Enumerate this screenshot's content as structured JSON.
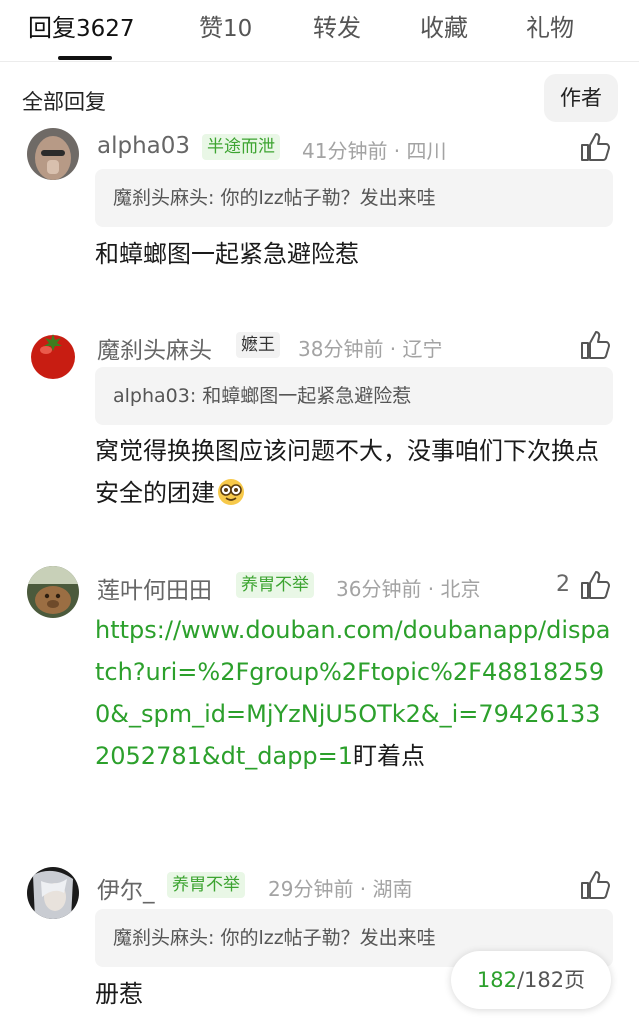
{
  "tabs": [
    {
      "label": "回复",
      "count": "3627",
      "active": true
    },
    {
      "label": "赞",
      "count": "10",
      "active": false
    },
    {
      "label": "转发",
      "count": "",
      "active": false
    },
    {
      "label": "收藏",
      "count": "",
      "active": false
    },
    {
      "label": "礼物",
      "count": "",
      "active": false
    }
  ],
  "filter": {
    "label": "全部回复",
    "author_button": "作者"
  },
  "comments": [
    {
      "author": "alpha03",
      "badge": "半途而泄",
      "time": "41分钟前",
      "location": "四川",
      "like_count": "",
      "quote": "魔刹头麻头: 你的lzz帖子勒？发出来哇",
      "text": "和蟑螂图一起紧急避险惹"
    },
    {
      "author": "魔刹头麻头",
      "badge": "嬷王",
      "time": "38分钟前",
      "location": "辽宁",
      "like_count": "",
      "quote": "alpha03: 和蟑螂图一起紧急避险惹",
      "text": "窝觉得换换图应该问题不大，没事咱们下次换点安全的团建"
    },
    {
      "author": "莲叶何田田",
      "badge": "养胃不举",
      "time": "36分钟前",
      "location": "北京",
      "like_count": "2",
      "quote": "",
      "link": "https://www.douban.com/doubanapp/dispatch?uri=%2Fgroup%2Ftopic%2F488182590&_spm_id=MjYzNjU5OTk2&_i=794261332052781&dt_dapp=1",
      "text": "盯着点"
    },
    {
      "author": "伊尔_",
      "badge": "养胃不举",
      "time": "29分钟前",
      "location": "湖南",
      "like_count": "",
      "quote": "魔刹头麻头: 你的lzz帖子勒？发出来哇",
      "text": "册惹"
    }
  ],
  "pager": {
    "current": "182",
    "total": "/182页"
  },
  "colors": {
    "accent_green": "#2ca02c",
    "badge_green_bg": "#e9f7e6",
    "meta_gray": "#a3a3a3"
  }
}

● ● ● ●

» The exercise
Omit every image. Quote each record exactly.

» Result for this task
Enumerate this screenshot's content as structured JSON.
{
  "tabs": [
    {
      "label": "回复",
      "count": "3627",
      "active": true
    },
    {
      "label": "赞",
      "count": "10",
      "active": false
    },
    {
      "label": "转发",
      "count": "",
      "active": false
    },
    {
      "label": "收藏",
      "count": "",
      "active": false
    },
    {
      "label": "礼物",
      "count": "",
      "active": false
    }
  ],
  "filter": {
    "label": "全部回复",
    "author_button": "作者"
  },
  "comments": [
    {
      "author": "alpha03",
      "badge": "半途而泄",
      "time": "41分钟前",
      "location": "四川",
      "like_count": "",
      "quote": "魔刹头麻头: 你的lzz帖子勒？发出来哇",
      "text": "和蟑螂图一起紧急避险惹"
    },
    {
      "author": "魔刹头麻头",
      "badge": "嬷王",
      "time": "38分钟前",
      "location": "辽宁",
      "like_count": "",
      "quote": "alpha03: 和蟑螂图一起紧急避险惹",
      "text": "窝觉得换换图应该问题不大，没事咱们下次换点安全的团建"
    },
    {
      "author": "莲叶何田田",
      "badge": "养胃不举",
      "time": "36分钟前",
      "location": "北京",
      "like_count": "2",
      "quote": "",
      "link": "https://www.douban.com/doubanapp/dispatch?uri=%2Fgroup%2Ftopic%2F488182590&_spm_id=MjYzNjU5OTk2&_i=794261332052781&dt_dapp=1",
      "text": "盯着点"
    },
    {
      "author": "伊尔_",
      "badge": "养胃不举",
      "time": "29分钟前",
      "location": "湖南",
      "like_count": "",
      "quote": "魔刹头麻头: 你的lzz帖子勒？发出来哇",
      "text": "册惹"
    }
  ],
  "pager": {
    "current": "182",
    "total": "/182页"
  },
  "colors": {
    "accent_green": "#2ca02c",
    "badge_green_bg": "#e9f7e6",
    "meta_gray": "#a3a3a3"
  }
}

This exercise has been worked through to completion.